(Saved entries)
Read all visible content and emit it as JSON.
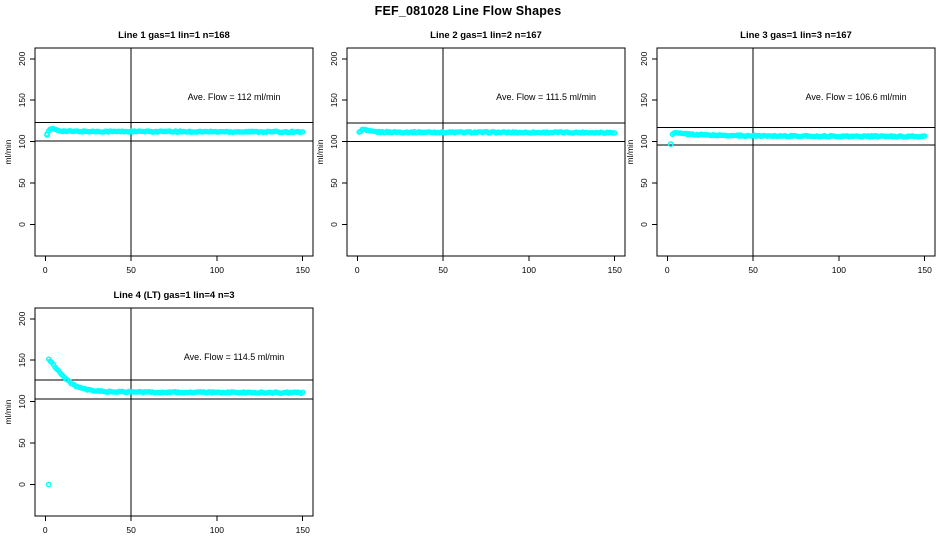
{
  "page_title": "FEF_081028  Line Flow Shapes",
  "style": {
    "point_color": "#00FFFF",
    "line_color": "#000000",
    "background": "#ffffff"
  },
  "chart_data": [
    {
      "type": "scatter",
      "title": "Line 1 gas=1 lin=1 n=168",
      "annotation": "Ave. Flow =  112  ml/min",
      "ave_flow": 112,
      "n": 168,
      "xlabel": "",
      "ylabel": "ml/min",
      "xlim": [
        -6,
        156
      ],
      "ylim": [
        -38,
        213
      ],
      "x_ticks": [
        0,
        50,
        100,
        150
      ],
      "y_ticks": [
        0,
        50,
        100,
        150,
        200
      ],
      "vline_x": 50,
      "ref_lines": [
        100.8,
        123.2
      ],
      "n_render": 168,
      "profile_points": [
        [
          1,
          110
        ],
        [
          2,
          113.5
        ],
        [
          3,
          115
        ],
        [
          5,
          115.3
        ],
        [
          7,
          114
        ],
        [
          10,
          112.8
        ],
        [
          15,
          112.4
        ],
        [
          25,
          112.3
        ],
        [
          50,
          112.2
        ],
        [
          100,
          112
        ],
        [
          150,
          111.8
        ]
      ],
      "extra_points": [
        [
          1,
          108
        ]
      ]
    },
    {
      "type": "scatter",
      "title": "Line 2 gas=1 lin=2 n=167",
      "annotation": "Ave. Flow =  111.5  ml/min",
      "ave_flow": 111.5,
      "n": 167,
      "xlabel": "",
      "ylabel": "ml/min",
      "xlim": [
        -6,
        156
      ],
      "ylim": [
        -38,
        213
      ],
      "x_ticks": [
        0,
        50,
        100,
        150
      ],
      "y_ticks": [
        0,
        50,
        100,
        150,
        200
      ],
      "vline_x": 50,
      "ref_lines": [
        100.35,
        122.65
      ],
      "n_render": 167,
      "profile_points": [
        [
          1,
          111
        ],
        [
          2,
          113
        ],
        [
          3,
          114.5
        ],
        [
          4,
          114.8
        ],
        [
          6,
          113
        ],
        [
          9,
          112
        ],
        [
          14,
          111.6
        ],
        [
          25,
          111.4
        ],
        [
          50,
          111.3
        ],
        [
          100,
          111.1
        ],
        [
          150,
          111
        ]
      ],
      "extra_points": []
    },
    {
      "type": "scatter",
      "title": "Line 3 gas=1 lin=3 n=167",
      "annotation": "Ave. Flow =  106.6  ml/min",
      "ave_flow": 106.6,
      "n": 167,
      "xlabel": "",
      "ylabel": "ml/min",
      "xlim": [
        -6,
        156
      ],
      "ylim": [
        -38,
        213
      ],
      "x_ticks": [
        0,
        50,
        100,
        150
      ],
      "y_ticks": [
        0,
        50,
        100,
        150,
        200
      ],
      "vline_x": 50,
      "ref_lines": [
        95.9,
        117.3
      ],
      "n_render": 167,
      "profile_points": [
        [
          3,
          109.5
        ],
        [
          4,
          110.5
        ],
        [
          6,
          110.3
        ],
        [
          9,
          109.6
        ],
        [
          13,
          109
        ],
        [
          20,
          108.3
        ],
        [
          30,
          107.6
        ],
        [
          45,
          107.2
        ],
        [
          70,
          106.8
        ],
        [
          100,
          106.5
        ],
        [
          150,
          106.2
        ]
      ],
      "extra_points": [
        [
          2,
          97
        ]
      ]
    },
    {
      "type": "scatter",
      "title": "Line 4 (LT) gas=1 lin=4 n=3",
      "annotation": "Ave. Flow =  114.5  ml/min",
      "ave_flow": 114.5,
      "n": 3,
      "xlabel": "",
      "ylabel": "ml/min",
      "xlim": [
        -6,
        156
      ],
      "ylim": [
        -38,
        213
      ],
      "x_ticks": [
        0,
        50,
        100,
        150
      ],
      "y_ticks": [
        0,
        50,
        100,
        150,
        200
      ],
      "vline_x": 50,
      "ref_lines": [
        103.05,
        125.95
      ],
      "n_render": 160,
      "profile_points": [
        [
          2,
          151
        ],
        [
          3,
          149
        ],
        [
          4,
          146.5
        ],
        [
          5,
          144
        ],
        [
          6,
          141.5
        ],
        [
          7,
          139
        ],
        [
          8,
          136.5
        ],
        [
          9,
          134
        ],
        [
          10,
          131.5
        ],
        [
          11,
          129.5
        ],
        [
          12,
          127.5
        ],
        [
          13,
          125.5
        ],
        [
          14,
          124
        ],
        [
          15,
          122.5
        ],
        [
          16,
          121
        ],
        [
          17,
          119.8
        ],
        [
          18,
          118.7
        ],
        [
          19,
          117.7
        ],
        [
          20,
          116.8
        ],
        [
          22,
          115.4
        ],
        [
          24,
          114.4
        ],
        [
          26,
          113.7
        ],
        [
          28,
          113.2
        ],
        [
          30,
          112.8
        ],
        [
          35,
          112.2
        ],
        [
          40,
          111.9
        ],
        [
          50,
          111.6
        ],
        [
          70,
          111.3
        ],
        [
          100,
          111.1
        ],
        [
          150,
          110.8
        ]
      ],
      "extra_points": [
        [
          2,
          0
        ]
      ]
    }
  ]
}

__WHAT NEEDS TO BE DONE__
Without the pictures, write out every entry precisely as it appears.

__FINISHED TASK__
Read all visible content and emit it as JSON.
{
  "page_title": "FEF_081028  Line Flow Shapes",
  "style": {
    "point_color": "#00FFFF",
    "line_color": "#000000",
    "background": "#ffffff"
  },
  "chart_data": [
    {
      "type": "scatter",
      "title": "Line 1 gas=1 lin=1 n=168",
      "annotation": "Ave. Flow =  112  ml/min",
      "ave_flow": 112,
      "n": 168,
      "xlabel": "",
      "ylabel": "ml/min",
      "xlim": [
        -6,
        156
      ],
      "ylim": [
        -38,
        213
      ],
      "x_ticks": [
        0,
        50,
        100,
        150
      ],
      "y_ticks": [
        0,
        50,
        100,
        150,
        200
      ],
      "vline_x": 50,
      "ref_lines": [
        100.8,
        123.2
      ],
      "n_render": 168,
      "profile_points": [
        [
          1,
          110
        ],
        [
          2,
          113.5
        ],
        [
          3,
          115
        ],
        [
          5,
          115.3
        ],
        [
          7,
          114
        ],
        [
          10,
          112.8
        ],
        [
          15,
          112.4
        ],
        [
          25,
          112.3
        ],
        [
          50,
          112.2
        ],
        [
          100,
          112
        ],
        [
          150,
          111.8
        ]
      ],
      "extra_points": [
        [
          1,
          108
        ]
      ]
    },
    {
      "type": "scatter",
      "title": "Line 2 gas=1 lin=2 n=167",
      "annotation": "Ave. Flow =  111.5  ml/min",
      "ave_flow": 111.5,
      "n": 167,
      "xlabel": "",
      "ylabel": "ml/min",
      "xlim": [
        -6,
        156
      ],
      "ylim": [
        -38,
        213
      ],
      "x_ticks": [
        0,
        50,
        100,
        150
      ],
      "y_ticks": [
        0,
        50,
        100,
        150,
        200
      ],
      "vline_x": 50,
      "ref_lines": [
        100.35,
        122.65
      ],
      "n_render": 167,
      "profile_points": [
        [
          1,
          111
        ],
        [
          2,
          113
        ],
        [
          3,
          114.5
        ],
        [
          4,
          114.8
        ],
        [
          6,
          113
        ],
        [
          9,
          112
        ],
        [
          14,
          111.6
        ],
        [
          25,
          111.4
        ],
        [
          50,
          111.3
        ],
        [
          100,
          111.1
        ],
        [
          150,
          111
        ]
      ],
      "extra_points": []
    },
    {
      "type": "scatter",
      "title": "Line 3 gas=1 lin=3 n=167",
      "annotation": "Ave. Flow =  106.6  ml/min",
      "ave_flow": 106.6,
      "n": 167,
      "xlabel": "",
      "ylabel": "ml/min",
      "xlim": [
        -6,
        156
      ],
      "ylim": [
        -38,
        213
      ],
      "x_ticks": [
        0,
        50,
        100,
        150
      ],
      "y_ticks": [
        0,
        50,
        100,
        150,
        200
      ],
      "vline_x": 50,
      "ref_lines": [
        95.9,
        117.3
      ],
      "n_render": 167,
      "profile_points": [
        [
          3,
          109.5
        ],
        [
          4,
          110.5
        ],
        [
          6,
          110.3
        ],
        [
          9,
          109.6
        ],
        [
          13,
          109
        ],
        [
          20,
          108.3
        ],
        [
          30,
          107.6
        ],
        [
          45,
          107.2
        ],
        [
          70,
          106.8
        ],
        [
          100,
          106.5
        ],
        [
          150,
          106.2
        ]
      ],
      "extra_points": [
        [
          2,
          97
        ]
      ]
    },
    {
      "type": "scatter",
      "title": "Line 4 (LT) gas=1 lin=4 n=3",
      "annotation": "Ave. Flow =  114.5  ml/min",
      "ave_flow": 114.5,
      "n": 3,
      "xlabel": "",
      "ylabel": "ml/min",
      "xlim": [
        -6,
        156
      ],
      "ylim": [
        -38,
        213
      ],
      "x_ticks": [
        0,
        50,
        100,
        150
      ],
      "y_ticks": [
        0,
        50,
        100,
        150,
        200
      ],
      "vline_x": 50,
      "ref_lines": [
        103.05,
        125.95
      ],
      "n_render": 160,
      "profile_points": [
        [
          2,
          151
        ],
        [
          3,
          149
        ],
        [
          4,
          146.5
        ],
        [
          5,
          144
        ],
        [
          6,
          141.5
        ],
        [
          7,
          139
        ],
        [
          8,
          136.5
        ],
        [
          9,
          134
        ],
        [
          10,
          131.5
        ],
        [
          11,
          129.5
        ],
        [
          12,
          127.5
        ],
        [
          13,
          125.5
        ],
        [
          14,
          124
        ],
        [
          15,
          122.5
        ],
        [
          16,
          121
        ],
        [
          17,
          119.8
        ],
        [
          18,
          118.7
        ],
        [
          19,
          117.7
        ],
        [
          20,
          116.8
        ],
        [
          22,
          115.4
        ],
        [
          24,
          114.4
        ],
        [
          26,
          113.7
        ],
        [
          28,
          113.2
        ],
        [
          30,
          112.8
        ],
        [
          35,
          112.2
        ],
        [
          40,
          111.9
        ],
        [
          50,
          111.6
        ],
        [
          70,
          111.3
        ],
        [
          100,
          111.1
        ],
        [
          150,
          110.8
        ]
      ],
      "extra_points": [
        [
          2,
          0
        ]
      ]
    }
  ]
}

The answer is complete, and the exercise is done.